• _What to produce_
The records that follow must be reproduced in full, exactly as written.

..........

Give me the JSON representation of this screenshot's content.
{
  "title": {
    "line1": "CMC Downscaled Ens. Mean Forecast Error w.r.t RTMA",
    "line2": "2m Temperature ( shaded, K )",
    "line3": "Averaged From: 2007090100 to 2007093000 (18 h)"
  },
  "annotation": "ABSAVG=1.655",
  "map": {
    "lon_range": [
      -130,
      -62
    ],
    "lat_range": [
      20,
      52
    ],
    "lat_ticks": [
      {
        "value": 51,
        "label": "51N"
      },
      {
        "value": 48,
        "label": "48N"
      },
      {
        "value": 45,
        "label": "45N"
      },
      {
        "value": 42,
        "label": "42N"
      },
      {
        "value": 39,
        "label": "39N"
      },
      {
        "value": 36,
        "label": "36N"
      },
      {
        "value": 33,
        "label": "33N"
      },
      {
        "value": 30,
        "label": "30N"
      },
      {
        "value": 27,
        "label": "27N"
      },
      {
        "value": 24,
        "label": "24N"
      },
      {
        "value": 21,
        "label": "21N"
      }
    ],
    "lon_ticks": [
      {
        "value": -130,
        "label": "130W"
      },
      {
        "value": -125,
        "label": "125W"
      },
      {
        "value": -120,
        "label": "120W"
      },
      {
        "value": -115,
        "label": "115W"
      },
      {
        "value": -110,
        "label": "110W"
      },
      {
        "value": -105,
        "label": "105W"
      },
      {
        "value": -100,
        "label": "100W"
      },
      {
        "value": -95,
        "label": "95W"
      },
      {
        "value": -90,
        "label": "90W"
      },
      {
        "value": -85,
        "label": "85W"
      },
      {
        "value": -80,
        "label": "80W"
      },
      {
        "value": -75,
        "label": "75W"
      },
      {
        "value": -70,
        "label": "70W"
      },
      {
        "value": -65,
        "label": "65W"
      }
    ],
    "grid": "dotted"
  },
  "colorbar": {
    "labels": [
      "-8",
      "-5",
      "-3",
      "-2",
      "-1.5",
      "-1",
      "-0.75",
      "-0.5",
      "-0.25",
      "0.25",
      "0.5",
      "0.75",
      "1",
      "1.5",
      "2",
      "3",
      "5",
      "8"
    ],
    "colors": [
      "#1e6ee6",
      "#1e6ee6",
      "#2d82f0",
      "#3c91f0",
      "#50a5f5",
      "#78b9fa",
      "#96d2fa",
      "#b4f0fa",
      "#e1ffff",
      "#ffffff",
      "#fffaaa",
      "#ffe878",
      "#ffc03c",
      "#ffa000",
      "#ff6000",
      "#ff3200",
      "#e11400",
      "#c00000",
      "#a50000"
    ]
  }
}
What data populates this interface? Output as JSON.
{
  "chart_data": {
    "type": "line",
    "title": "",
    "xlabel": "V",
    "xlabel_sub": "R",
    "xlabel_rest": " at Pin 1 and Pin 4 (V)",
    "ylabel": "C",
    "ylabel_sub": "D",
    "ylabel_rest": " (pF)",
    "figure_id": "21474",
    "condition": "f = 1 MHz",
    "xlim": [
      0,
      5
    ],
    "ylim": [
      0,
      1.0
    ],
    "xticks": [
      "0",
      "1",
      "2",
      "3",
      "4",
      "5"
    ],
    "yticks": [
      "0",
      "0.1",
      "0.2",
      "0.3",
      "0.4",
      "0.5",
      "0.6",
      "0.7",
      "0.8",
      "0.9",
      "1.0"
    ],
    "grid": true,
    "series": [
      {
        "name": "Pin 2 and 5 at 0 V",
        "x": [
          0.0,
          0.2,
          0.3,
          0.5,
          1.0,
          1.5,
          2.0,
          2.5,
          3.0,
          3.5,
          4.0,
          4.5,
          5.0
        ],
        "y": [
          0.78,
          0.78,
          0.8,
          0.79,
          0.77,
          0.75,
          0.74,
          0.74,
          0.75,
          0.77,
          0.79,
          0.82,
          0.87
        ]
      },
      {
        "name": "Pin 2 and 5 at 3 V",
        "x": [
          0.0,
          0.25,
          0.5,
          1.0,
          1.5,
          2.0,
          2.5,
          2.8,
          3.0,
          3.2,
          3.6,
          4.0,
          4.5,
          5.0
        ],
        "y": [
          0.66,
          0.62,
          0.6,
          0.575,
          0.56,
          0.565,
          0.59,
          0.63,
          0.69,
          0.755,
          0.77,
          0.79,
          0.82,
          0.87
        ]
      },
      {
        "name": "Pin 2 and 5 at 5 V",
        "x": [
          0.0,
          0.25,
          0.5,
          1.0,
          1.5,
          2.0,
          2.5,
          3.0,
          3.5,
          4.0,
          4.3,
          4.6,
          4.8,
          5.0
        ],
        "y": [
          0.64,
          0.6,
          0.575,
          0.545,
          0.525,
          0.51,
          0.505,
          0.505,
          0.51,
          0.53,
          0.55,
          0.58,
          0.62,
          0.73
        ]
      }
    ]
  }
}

..........

• _Response to the task_
Give me the JSON representation of this screenshot's content.
{
  "title": {
    "line1": "CMC Downscaled Ens. Mean Forecast Error w.r.t RTMA",
    "line2": "2m Temperature ( shaded, K )",
    "line3": "Averaged From: 2007090100 to 2007093000 (18 h)"
  },
  "annotation": "ABSAVG=1.655",
  "map": {
    "lon_range": [
      -130,
      -62
    ],
    "lat_range": [
      20,
      52
    ],
    "lat_ticks": [
      {
        "value": 51,
        "label": "51N"
      },
      {
        "value": 48,
        "label": "48N"
      },
      {
        "value": 45,
        "label": "45N"
      },
      {
        "value": 42,
        "label": "42N"
      },
      {
        "value": 39,
        "label": "39N"
      },
      {
        "value": 36,
        "label": "36N"
      },
      {
        "value": 33,
        "label": "33N"
      },
      {
        "value": 30,
        "label": "30N"
      },
      {
        "value": 27,
        "label": "27N"
      },
      {
        "value": 24,
        "label": "24N"
      },
      {
        "value": 21,
        "label": "21N"
      }
    ],
    "lon_ticks": [
      {
        "value": -130,
        "label": "130W"
      },
      {
        "value": -125,
        "label": "125W"
      },
      {
        "value": -120,
        "label": "120W"
      },
      {
        "value": -115,
        "label": "115W"
      },
      {
        "value": -110,
        "label": "110W"
      },
      {
        "value": -105,
        "label": "105W"
      },
      {
        "value": -100,
        "label": "100W"
      },
      {
        "value": -95,
        "label": "95W"
      },
      {
        "value": -90,
        "label": "90W"
      },
      {
        "value": -85,
        "label": "85W"
      },
      {
        "value": -80,
        "label": "80W"
      },
      {
        "value": -75,
        "label": "75W"
      },
      {
        "value": -70,
        "label": "70W"
      },
      {
        "value": -65,
        "label": "65W"
      }
    ],
    "grid": "dotted"
  },
  "colorbar": {
    "labels": [
      "-8",
      "-5",
      "-3",
      "-2",
      "-1.5",
      "-1",
      "-0.75",
      "-0.5",
      "-0.25",
      "0.25",
      "0.5",
      "0.75",
      "1",
      "1.5",
      "2",
      "3",
      "5",
      "8"
    ],
    "colors": [
      "#1e6ee6",
      "#1e6ee6",
      "#2d82f0",
      "#3c91f0",
      "#50a5f5",
      "#78b9fa",
      "#96d2fa",
      "#b4f0fa",
      "#e1ffff",
      "#ffffff",
      "#fffaaa",
      "#ffe878",
      "#ffc03c",
      "#ffa000",
      "#ff6000",
      "#ff3200",
      "#e11400",
      "#c00000",
      "#a50000"
    ]
  }
}
What data populates this interface? Output as JSON.
{
  "chart_data": {
    "type": "line",
    "title": "",
    "xlabel": "V",
    "xlabel_sub": "R",
    "xlabel_rest": " at Pin 1 and Pin 4 (V)",
    "ylabel": "C",
    "ylabel_sub": "D",
    "ylabel_rest": " (pF)",
    "figure_id": "21474",
    "condition": "f = 1 MHz",
    "xlim": [
      0,
      5
    ],
    "ylim": [
      0,
      1.0
    ],
    "xticks": [
      "0",
      "1",
      "2",
      "3",
      "4",
      "5"
    ],
    "yticks": [
      "0",
      "0.1",
      "0.2",
      "0.3",
      "0.4",
      "0.5",
      "0.6",
      "0.7",
      "0.8",
      "0.9",
      "1.0"
    ],
    "grid": true,
    "series": [
      {
        "name": "Pin 2 and 5 at 0 V",
        "x": [
          0.0,
          0.2,
          0.3,
          0.5,
          1.0,
          1.5,
          2.0,
          2.5,
          3.0,
          3.5,
          4.0,
          4.5,
          5.0
        ],
        "y": [
          0.78,
          0.78,
          0.8,
          0.79,
          0.77,
          0.75,
          0.74,
          0.74,
          0.75,
          0.77,
          0.79,
          0.82,
          0.87
        ]
      },
      {
        "name": "Pin 2 and 5 at 3 V",
        "x": [
          0.0,
          0.25,
          0.5,
          1.0,
          1.5,
          2.0,
          2.5,
          2.8,
          3.0,
          3.2,
          3.6,
          4.0,
          4.5,
          5.0
        ],
        "y": [
          0.66,
          0.62,
          0.6,
          0.575,
          0.56,
          0.565,
          0.59,
          0.63,
          0.69,
          0.755,
          0.77,
          0.79,
          0.82,
          0.87
        ]
      },
      {
        "name": "Pin 2 and 5 at 5 V",
        "x": [
          0.0,
          0.25,
          0.5,
          1.0,
          1.5,
          2.0,
          2.5,
          3.0,
          3.5,
          4.0,
          4.3,
          4.6,
          4.8,
          5.0
        ],
        "y": [
          0.64,
          0.6,
          0.575,
          0.545,
          0.525,
          0.51,
          0.505,
          0.505,
          0.51,
          0.53,
          0.55,
          0.58,
          0.62,
          0.73
        ]
      }
    ]
  }
}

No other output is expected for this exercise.